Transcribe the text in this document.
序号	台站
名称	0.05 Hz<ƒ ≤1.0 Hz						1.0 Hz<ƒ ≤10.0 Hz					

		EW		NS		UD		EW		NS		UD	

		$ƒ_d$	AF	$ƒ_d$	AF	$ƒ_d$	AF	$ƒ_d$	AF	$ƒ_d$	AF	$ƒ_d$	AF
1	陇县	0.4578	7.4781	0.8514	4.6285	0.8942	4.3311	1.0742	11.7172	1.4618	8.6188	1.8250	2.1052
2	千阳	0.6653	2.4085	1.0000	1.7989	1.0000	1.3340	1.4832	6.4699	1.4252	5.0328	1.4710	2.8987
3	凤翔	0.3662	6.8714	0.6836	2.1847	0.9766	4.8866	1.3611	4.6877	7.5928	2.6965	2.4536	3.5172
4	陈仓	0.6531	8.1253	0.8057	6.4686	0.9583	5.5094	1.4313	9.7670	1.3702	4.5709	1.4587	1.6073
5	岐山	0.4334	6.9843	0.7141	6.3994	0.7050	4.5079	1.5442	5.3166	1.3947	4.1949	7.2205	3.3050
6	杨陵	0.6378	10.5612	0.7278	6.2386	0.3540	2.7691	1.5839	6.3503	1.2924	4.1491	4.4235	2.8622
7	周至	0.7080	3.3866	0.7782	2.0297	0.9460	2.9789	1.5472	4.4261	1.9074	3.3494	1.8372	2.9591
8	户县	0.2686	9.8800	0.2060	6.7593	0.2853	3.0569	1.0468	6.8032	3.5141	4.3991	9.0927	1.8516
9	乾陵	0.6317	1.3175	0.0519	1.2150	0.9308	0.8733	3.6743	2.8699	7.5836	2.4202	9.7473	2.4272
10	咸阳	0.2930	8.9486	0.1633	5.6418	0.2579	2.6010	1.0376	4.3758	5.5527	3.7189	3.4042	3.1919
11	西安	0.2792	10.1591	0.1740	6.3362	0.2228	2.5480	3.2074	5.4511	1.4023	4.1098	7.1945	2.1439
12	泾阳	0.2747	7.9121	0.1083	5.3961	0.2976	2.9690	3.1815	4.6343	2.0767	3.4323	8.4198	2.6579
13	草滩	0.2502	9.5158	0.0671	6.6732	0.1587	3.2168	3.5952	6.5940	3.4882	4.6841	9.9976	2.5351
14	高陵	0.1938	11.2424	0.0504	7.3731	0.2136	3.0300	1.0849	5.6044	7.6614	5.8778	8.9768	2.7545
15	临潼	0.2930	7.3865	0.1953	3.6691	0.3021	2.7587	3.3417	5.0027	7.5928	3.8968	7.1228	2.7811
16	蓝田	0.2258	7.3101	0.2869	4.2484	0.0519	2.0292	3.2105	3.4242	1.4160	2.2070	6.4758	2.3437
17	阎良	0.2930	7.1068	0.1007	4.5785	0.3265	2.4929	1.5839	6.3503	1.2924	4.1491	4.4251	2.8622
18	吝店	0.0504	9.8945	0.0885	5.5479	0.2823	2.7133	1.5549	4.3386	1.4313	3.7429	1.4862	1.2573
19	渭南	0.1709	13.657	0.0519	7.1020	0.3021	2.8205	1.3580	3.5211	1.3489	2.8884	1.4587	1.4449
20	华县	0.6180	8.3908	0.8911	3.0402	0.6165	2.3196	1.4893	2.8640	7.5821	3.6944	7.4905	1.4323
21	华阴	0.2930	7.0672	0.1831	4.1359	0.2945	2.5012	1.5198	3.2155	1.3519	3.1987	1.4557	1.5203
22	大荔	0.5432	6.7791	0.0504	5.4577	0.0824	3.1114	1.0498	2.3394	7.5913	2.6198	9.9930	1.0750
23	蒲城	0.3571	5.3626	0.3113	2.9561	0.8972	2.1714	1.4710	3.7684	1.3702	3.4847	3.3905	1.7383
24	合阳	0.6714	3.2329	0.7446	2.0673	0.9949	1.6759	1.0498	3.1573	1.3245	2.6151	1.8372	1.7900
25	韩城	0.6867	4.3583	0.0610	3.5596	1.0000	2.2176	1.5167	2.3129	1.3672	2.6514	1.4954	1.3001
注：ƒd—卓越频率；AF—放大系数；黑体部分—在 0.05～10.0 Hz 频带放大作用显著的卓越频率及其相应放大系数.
* * * * * * *
*What you need to do*: In this exercise, repeat all entries exactly.

*Solution to this task*:
Transcribe the text in this document.
序号	台站
名称	0.05 Hz<ƒ ≤1.0 Hz						1.0 Hz<ƒ ≤10.0 Hz					

		EW		NS		UD		EW		NS		UD	

		$ƒ_d$	AF	$ƒ_d$	AF	$ƒ_d$	AF	$ƒ_d$	AF	$ƒ_d$	AF	$ƒ_d$	AF
1	陇县	0.4578	7.4781	0.8514	4.6285	0.8942	4.3311	1.0742	11.7172	1.4618	8.6188	1.8250	2.1052
2	千阳	0.6653	2.4085	1.0000	1.7989	1.0000	1.3340	1.4832	6.4699	1.4252	5.0328	1.4710	2.8987
3	凤翔	0.3662	6.8714	0.6836	2.1847	0.9766	4.8866	1.3611	4.6877	7.5928	2.6965	2.4536	3.5172
4	陈仓	0.6531	8.1253	0.8057	6.4686	0.9583	5.5094	1.4313	9.7670	1.3702	4.5709	1.4587	1.6073
5	岐山	0.4334	6.9843	0.7141	6.3994	0.7050	4.5079	1.5442	5.3166	1.3947	4.1949	7.2205	3.3050
6	杨陵	0.6378	10.5612	0.7278	6.2386	0.3540	2.7691	1.5839	6.3503	1.2924	4.1491	4.4235	2.8622
7	周至	0.7080	3.3866	0.7782	2.0297	0.9460	2.9789	1.5472	4.4261	1.9074	3.3494	1.8372	2.9591
8	户县	0.2686	9.8800	0.2060	6.7593	0.2853	3.0569	1.0468	6.8032	3.5141	4.3991	9.0927	1.8516
9	乾陵	0.6317	1.3175	0.0519	1.2150	0.9308	0.8733	3.6743	2.8699	7.5836	2.4202	9.7473	2.4272
10	咸阳	0.2930	8.9486	0.1633	5.6418	0.2579	2.6010	1.0376	4.3758	5.5527	3.7189	3.4042	3.1919
11	西安	0.2792	10.1591	0.1740	6.3362	0.2228	2.5480	3.2074	5.4511	1.4023	4.1098	7.1945	2.1439
12	泾阳	0.2747	7.9121	0.1083	5.3961	0.2976	2.9690	3.1815	4.6343	2.0767	3.4323	8.4198	2.6579
13	草滩	0.2502	9.5158	0.0671	6.6732	0.1587	3.2168	3.5952	6.5940	3.4882	4.6841	9.9976	2.5351
14	高陵	0.1938	11.2424	0.0504	7.3731	0.2136	3.0300	1.0849	5.6044	7.6614	5.8778	8.9768	2.7545
15	临潼	0.2930	7.3865	0.1953	3.6691	0.3021	2.7587	3.3417	5.0027	7.5928	3.8968	7.1228	2.7811
16	蓝田	0.2258	7.3101	0.2869	4.2484	0.0519	2.0292	3.2105	3.4242	1.4160	2.2070	6.4758	2.3437
17	阎良	0.2930	7.1068	0.1007	4.5785	0.3265	2.4929	1.5839	6.3503	1.2924	4.1491	4.4251	2.8622
18	吝店	0.0504	9.8945	0.0885	5.5479	0.2823	2.7133	1.5549	4.3386	1.4313	3.7429	1.4862	1.2573
19	渭南	0.1709	13.657	0.0519	7.1020	0.3021	2.8205	1.3580	3.5211	1.3489	2.8884	1.4587	1.4449
20	华县	0.6180	8.3908	0.8911	3.0402	0.6165	2.3196	1.4893	2.8640	7.5821	3.6944	7.4905	1.4323
21	华阴	0.2930	7.0672	0.1831	4.1359	0.2945	2.5012	1.5198	3.2155	1.3519	3.1987	1.4557	1.5203
22	大荔	0.5432	6.7791	0.0504	5.4577	0.0824	3.1114	1.0498	2.3394	7.5913	2.6198	9.9930	1.0750
23	蒲城	0.3571	5.3626	0.3113	2.9561	0.8972	2.1714	1.4710	3.7684	1.3702	3.4847	3.3905	1.7383
24	合阳	0.6714	3.2329	0.7446	2.0673	0.9949	1.6759	1.0498	3.1573	1.3245	2.6151	1.8372	1.7900
25	韩城	0.6867	4.3583	0.0610	3.5596	1.0000	2.2176	1.5167	2.3129	1.3672	2.6514	1.4954	1.3001
注：ƒd—卓越频率；AF—放大系数；黑体部分—在 0.05～10.0 Hz 频带放大作用显著的卓越频率及其相应放大系数.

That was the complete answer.